DIRECTION: Locate the lines of the listing below that hold "customer", then copy each of them.

--- start ---

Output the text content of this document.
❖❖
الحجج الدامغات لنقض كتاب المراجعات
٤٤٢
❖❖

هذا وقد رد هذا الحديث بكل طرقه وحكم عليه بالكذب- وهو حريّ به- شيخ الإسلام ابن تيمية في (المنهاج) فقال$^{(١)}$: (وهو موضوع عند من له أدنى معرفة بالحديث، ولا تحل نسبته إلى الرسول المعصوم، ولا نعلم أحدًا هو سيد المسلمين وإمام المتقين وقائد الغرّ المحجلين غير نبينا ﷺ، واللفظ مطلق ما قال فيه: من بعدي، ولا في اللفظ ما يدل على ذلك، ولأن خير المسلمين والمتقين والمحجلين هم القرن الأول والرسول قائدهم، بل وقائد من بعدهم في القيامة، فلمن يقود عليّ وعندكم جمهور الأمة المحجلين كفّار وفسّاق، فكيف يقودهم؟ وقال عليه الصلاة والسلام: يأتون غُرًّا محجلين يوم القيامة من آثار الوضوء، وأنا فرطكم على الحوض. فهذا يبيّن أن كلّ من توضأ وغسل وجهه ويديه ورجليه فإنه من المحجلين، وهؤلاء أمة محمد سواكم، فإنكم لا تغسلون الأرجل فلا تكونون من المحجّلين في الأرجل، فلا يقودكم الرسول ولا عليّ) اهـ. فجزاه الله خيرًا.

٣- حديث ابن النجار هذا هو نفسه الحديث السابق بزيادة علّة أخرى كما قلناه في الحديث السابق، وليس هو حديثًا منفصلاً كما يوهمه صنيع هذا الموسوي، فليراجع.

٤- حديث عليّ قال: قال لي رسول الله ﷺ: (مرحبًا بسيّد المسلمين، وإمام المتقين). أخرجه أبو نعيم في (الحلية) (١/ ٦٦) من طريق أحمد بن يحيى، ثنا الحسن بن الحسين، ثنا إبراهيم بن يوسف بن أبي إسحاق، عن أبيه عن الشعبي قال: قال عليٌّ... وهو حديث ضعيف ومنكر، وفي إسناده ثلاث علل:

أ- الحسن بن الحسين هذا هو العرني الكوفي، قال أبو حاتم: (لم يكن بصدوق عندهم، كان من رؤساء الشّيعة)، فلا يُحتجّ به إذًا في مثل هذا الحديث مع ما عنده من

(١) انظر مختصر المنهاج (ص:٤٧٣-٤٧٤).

--- end ---
--- start ---

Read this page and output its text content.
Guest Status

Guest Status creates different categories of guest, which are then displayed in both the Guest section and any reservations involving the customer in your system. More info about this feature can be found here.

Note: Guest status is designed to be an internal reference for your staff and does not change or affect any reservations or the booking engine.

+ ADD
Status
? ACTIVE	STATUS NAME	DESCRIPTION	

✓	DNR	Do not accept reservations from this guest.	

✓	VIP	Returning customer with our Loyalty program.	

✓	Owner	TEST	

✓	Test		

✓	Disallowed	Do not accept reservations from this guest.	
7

--- end ---

TASK RESPONSE:
Guest Status creates different categories of guest, which are then displayed in both the Guest section and any reservations involving the customer in your system. More info about this feature can be found here.
✓	VIP	Returning customer with our Loyalty program.	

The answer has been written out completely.